- _Records supplied_:
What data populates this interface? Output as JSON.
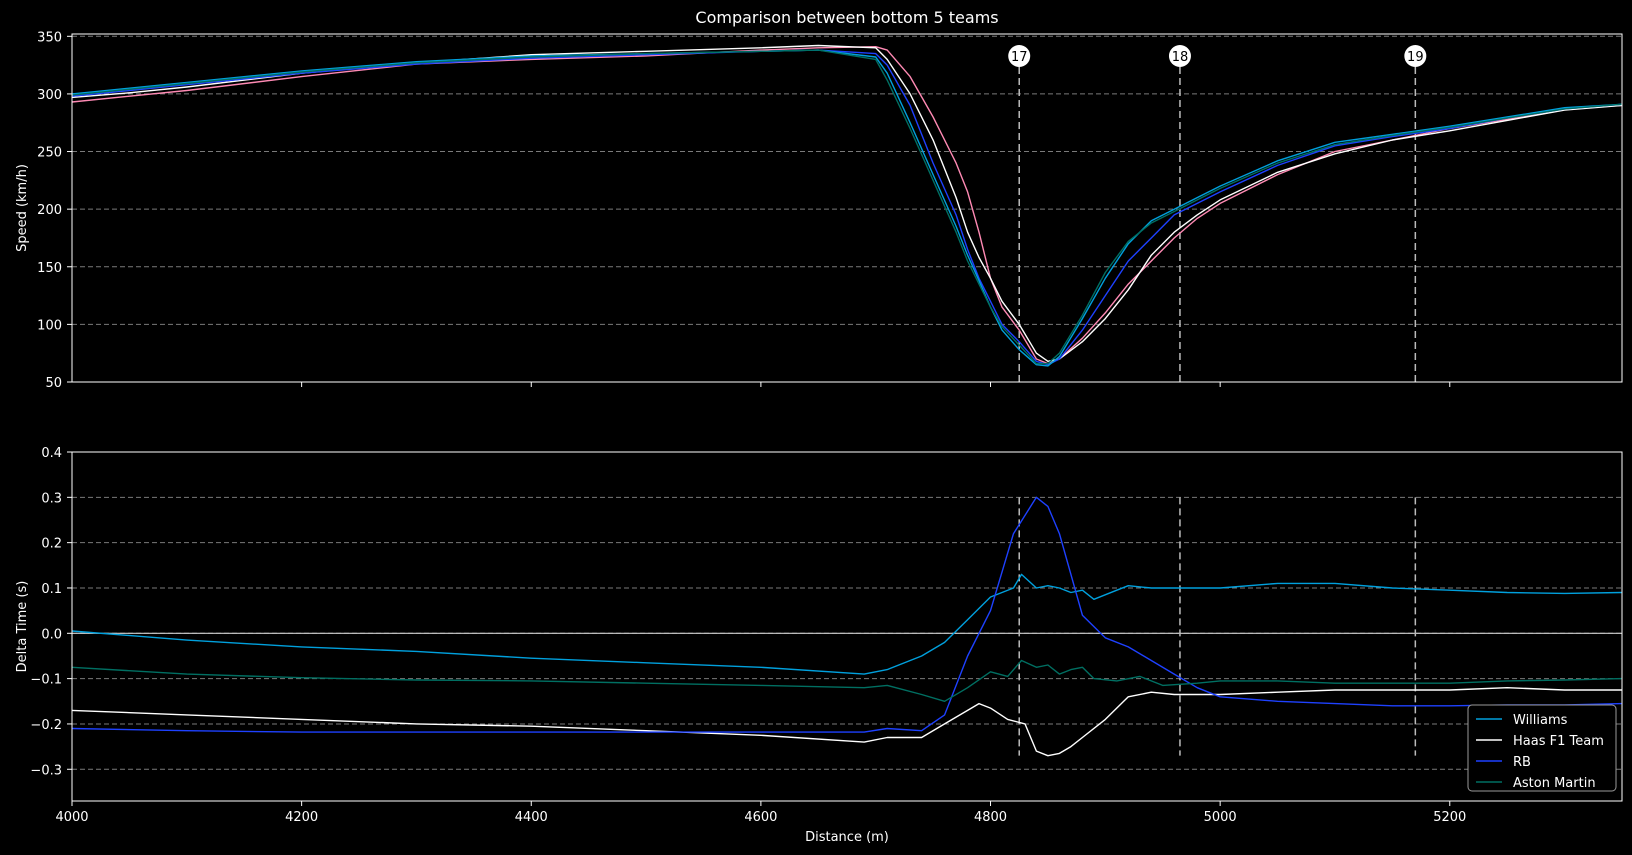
{
  "chart_data": [
    {
      "type": "line",
      "title": "Comparison between bottom 5 teams",
      "xlabel": "",
      "ylabel": "Speed (km/h)",
      "xlim": [
        4000,
        5350
      ],
      "ylim": [
        50,
        352
      ],
      "yticks": [
        50,
        100,
        150,
        200,
        250,
        300,
        350
      ],
      "xticks": [
        4200,
        4400,
        4600,
        4800,
        5000,
        5200
      ],
      "grid": true,
      "corner_markers": [
        {
          "label": "17",
          "x": 4825
        },
        {
          "label": "18",
          "x": 4965
        },
        {
          "label": "19",
          "x": 5170
        }
      ],
      "series": [
        {
          "color": "#ff8ab4",
          "x": [
            4000,
            4050,
            4100,
            4200,
            4300,
            4400,
            4500,
            4600,
            4650,
            4700,
            4710,
            4730,
            4750,
            4770,
            4780,
            4790,
            4800,
            4810,
            4825,
            4840,
            4850,
            4860,
            4880,
            4900,
            4920,
            4940,
            4960,
            4980,
            5000,
            5050,
            5100,
            5150,
            5200,
            5250,
            5300,
            5350
          ],
          "values": [
            293,
            298,
            303,
            315,
            326,
            330,
            333,
            338,
            340,
            341,
            338,
            315,
            280,
            240,
            215,
            180,
            140,
            115,
            95,
            70,
            66,
            70,
            88,
            110,
            135,
            155,
            175,
            192,
            205,
            230,
            250,
            260,
            270,
            278,
            287,
            290
          ]
        },
        {
          "color": "#ffffff",
          "x": [
            4000,
            4050,
            4100,
            4200,
            4300,
            4400,
            4500,
            4600,
            4650,
            4700,
            4710,
            4730,
            4750,
            4770,
            4780,
            4790,
            4800,
            4810,
            4825,
            4840,
            4850,
            4860,
            4880,
            4900,
            4920,
            4940,
            4960,
            4980,
            5000,
            5050,
            5100,
            5150,
            5200,
            5250,
            5300,
            5350
          ],
          "values": [
            297,
            301,
            306,
            318,
            327,
            334,
            337,
            340,
            342,
            340,
            330,
            300,
            260,
            210,
            180,
            158,
            140,
            120,
            100,
            75,
            68,
            70,
            85,
            105,
            130,
            160,
            180,
            195,
            208,
            232,
            248,
            260,
            268,
            277,
            286,
            290
          ]
        },
        {
          "color": "#1e41ff",
          "x": [
            4000,
            4050,
            4100,
            4200,
            4300,
            4400,
            4500,
            4600,
            4650,
            4700,
            4710,
            4730,
            4750,
            4770,
            4780,
            4790,
            4800,
            4810,
            4825,
            4840,
            4850,
            4860,
            4880,
            4900,
            4920,
            4940,
            4960,
            4980,
            5000,
            5050,
            5100,
            5150,
            5200,
            5250,
            5300,
            5350
          ],
          "values": [
            298,
            303,
            308,
            318,
            326,
            331,
            334,
            337,
            338,
            335,
            325,
            290,
            240,
            195,
            165,
            140,
            120,
            100,
            85,
            68,
            65,
            70,
            95,
            125,
            155,
            175,
            195,
            205,
            215,
            238,
            255,
            263,
            270,
            279,
            287,
            291
          ]
        },
        {
          "color": "#00a0dd",
          "x": [
            4000,
            4050,
            4100,
            4200,
            4300,
            4400,
            4500,
            4600,
            4650,
            4700,
            4710,
            4730,
            4750,
            4770,
            4780,
            4790,
            4800,
            4810,
            4825,
            4840,
            4850,
            4860,
            4880,
            4900,
            4920,
            4940,
            4960,
            4980,
            5000,
            5050,
            5100,
            5150,
            5200,
            5250,
            5300,
            5350
          ],
          "values": [
            300,
            305,
            310,
            320,
            328,
            333,
            335,
            337,
            338,
            332,
            318,
            275,
            230,
            185,
            160,
            138,
            115,
            95,
            78,
            65,
            64,
            72,
            105,
            140,
            170,
            190,
            200,
            210,
            220,
            242,
            258,
            265,
            272,
            280,
            288,
            291
          ]
        },
        {
          "color": "#006f62",
          "x": [
            4000,
            4050,
            4100,
            4200,
            4300,
            4400,
            4500,
            4600,
            4650,
            4700,
            4710,
            4730,
            4750,
            4770,
            4780,
            4790,
            4800,
            4810,
            4825,
            4840,
            4850,
            4860,
            4880,
            4900,
            4920,
            4940,
            4960,
            4980,
            5000,
            5050,
            5100,
            5150,
            5200,
            5250,
            5300,
            5350
          ],
          "values": [
            299,
            304,
            309,
            319,
            327,
            332,
            335,
            337,
            338,
            330,
            312,
            270,
            225,
            180,
            155,
            135,
            115,
            98,
            82,
            66,
            66,
            75,
            108,
            145,
            172,
            188,
            198,
            208,
            218,
            240,
            256,
            264,
            271,
            279,
            287,
            291
          ]
        }
      ]
    },
    {
      "type": "line",
      "title": "",
      "xlabel": "Distance (m)",
      "ylabel": "Delta Time (s)",
      "xlim": [
        4000,
        5350
      ],
      "ylim": [
        -0.37,
        0.4
      ],
      "yticks": [
        -0.3,
        -0.2,
        -0.1,
        0.0,
        0.1,
        0.2,
        0.3,
        0.4
      ],
      "ytick_labels": [
        "−0.3",
        "−0.2",
        "−0.1",
        "0.0",
        "0.1",
        "0.2",
        "0.3",
        "0.4"
      ],
      "xticks": [
        4000,
        4200,
        4400,
        4600,
        4800,
        5000,
        5200
      ],
      "grid": true,
      "legend_location": "lower-right",
      "corner_lines_x": [
        4825,
        4965,
        5170
      ],
      "series": [
        {
          "name": "Williams",
          "color": "#00a0dd",
          "x": [
            4000,
            4100,
            4200,
            4300,
            4400,
            4500,
            4600,
            4690,
            4710,
            4740,
            4760,
            4780,
            4800,
            4820,
            4827,
            4840,
            4850,
            4860,
            4870,
            4880,
            4890,
            4910,
            4920,
            4940,
            4960,
            5000,
            5050,
            5100,
            5150,
            5200,
            5250,
            5300,
            5350
          ],
          "values": [
            0.005,
            -0.015,
            -0.03,
            -0.04,
            -0.055,
            -0.065,
            -0.075,
            -0.09,
            -0.08,
            -0.05,
            -0.02,
            0.03,
            0.08,
            0.1,
            0.13,
            0.1,
            0.105,
            0.1,
            0.09,
            0.095,
            0.075,
            0.095,
            0.105,
            0.1,
            0.1,
            0.1,
            0.11,
            0.11,
            0.1,
            0.095,
            0.09,
            0.088,
            0.09
          ]
        },
        {
          "name": "Haas F1 Team",
          "color": "#ffffff",
          "x": [
            4000,
            4100,
            4200,
            4300,
            4400,
            4500,
            4600,
            4690,
            4710,
            4740,
            4760,
            4780,
            4790,
            4800,
            4815,
            4830,
            4840,
            4850,
            4860,
            4870,
            4880,
            4900,
            4920,
            4940,
            4960,
            5000,
            5050,
            5100,
            5150,
            5200,
            5250,
            5300,
            5350
          ],
          "values": [
            -0.17,
            -0.18,
            -0.19,
            -0.2,
            -0.205,
            -0.215,
            -0.225,
            -0.24,
            -0.23,
            -0.23,
            -0.2,
            -0.17,
            -0.155,
            -0.165,
            -0.19,
            -0.2,
            -0.26,
            -0.27,
            -0.265,
            -0.25,
            -0.23,
            -0.19,
            -0.14,
            -0.13,
            -0.135,
            -0.135,
            -0.13,
            -0.125,
            -0.125,
            -0.125,
            -0.12,
            -0.125,
            -0.125
          ]
        },
        {
          "name": "RB",
          "color": "#1e41ff",
          "x": [
            4000,
            4100,
            4200,
            4300,
            4400,
            4500,
            4600,
            4690,
            4710,
            4740,
            4760,
            4780,
            4800,
            4820,
            4840,
            4850,
            4860,
            4880,
            4900,
            4920,
            4940,
            4960,
            4980,
            5000,
            5050,
            5100,
            5150,
            5200,
            5250,
            5300,
            5350
          ],
          "values": [
            -0.21,
            -0.215,
            -0.218,
            -0.218,
            -0.218,
            -0.218,
            -0.218,
            -0.218,
            -0.21,
            -0.215,
            -0.18,
            -0.05,
            0.05,
            0.22,
            0.3,
            0.28,
            0.22,
            0.04,
            -0.01,
            -0.03,
            -0.06,
            -0.09,
            -0.12,
            -0.14,
            -0.15,
            -0.155,
            -0.16,
            -0.16,
            -0.158,
            -0.158,
            -0.155
          ]
        },
        {
          "name": "Aston Martin",
          "color": "#006f62",
          "x": [
            4000,
            4100,
            4200,
            4300,
            4400,
            4500,
            4600,
            4690,
            4710,
            4740,
            4760,
            4780,
            4800,
            4815,
            4827,
            4840,
            4850,
            4860,
            4870,
            4880,
            4890,
            4910,
            4930,
            4950,
            4980,
            5000,
            5050,
            5100,
            5150,
            5200,
            5250,
            5300,
            5350
          ],
          "values": [
            -0.075,
            -0.09,
            -0.098,
            -0.103,
            -0.105,
            -0.11,
            -0.115,
            -0.12,
            -0.115,
            -0.135,
            -0.15,
            -0.12,
            -0.085,
            -0.095,
            -0.06,
            -0.075,
            -0.07,
            -0.09,
            -0.08,
            -0.075,
            -0.1,
            -0.105,
            -0.095,
            -0.115,
            -0.11,
            -0.105,
            -0.105,
            -0.11,
            -0.11,
            -0.11,
            -0.105,
            -0.103,
            -0.1
          ]
        }
      ]
    }
  ]
}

- _Task to complete_: Within the data above, count the lines that contain the string "name"; the reply is the number alone.

- _The result_: 4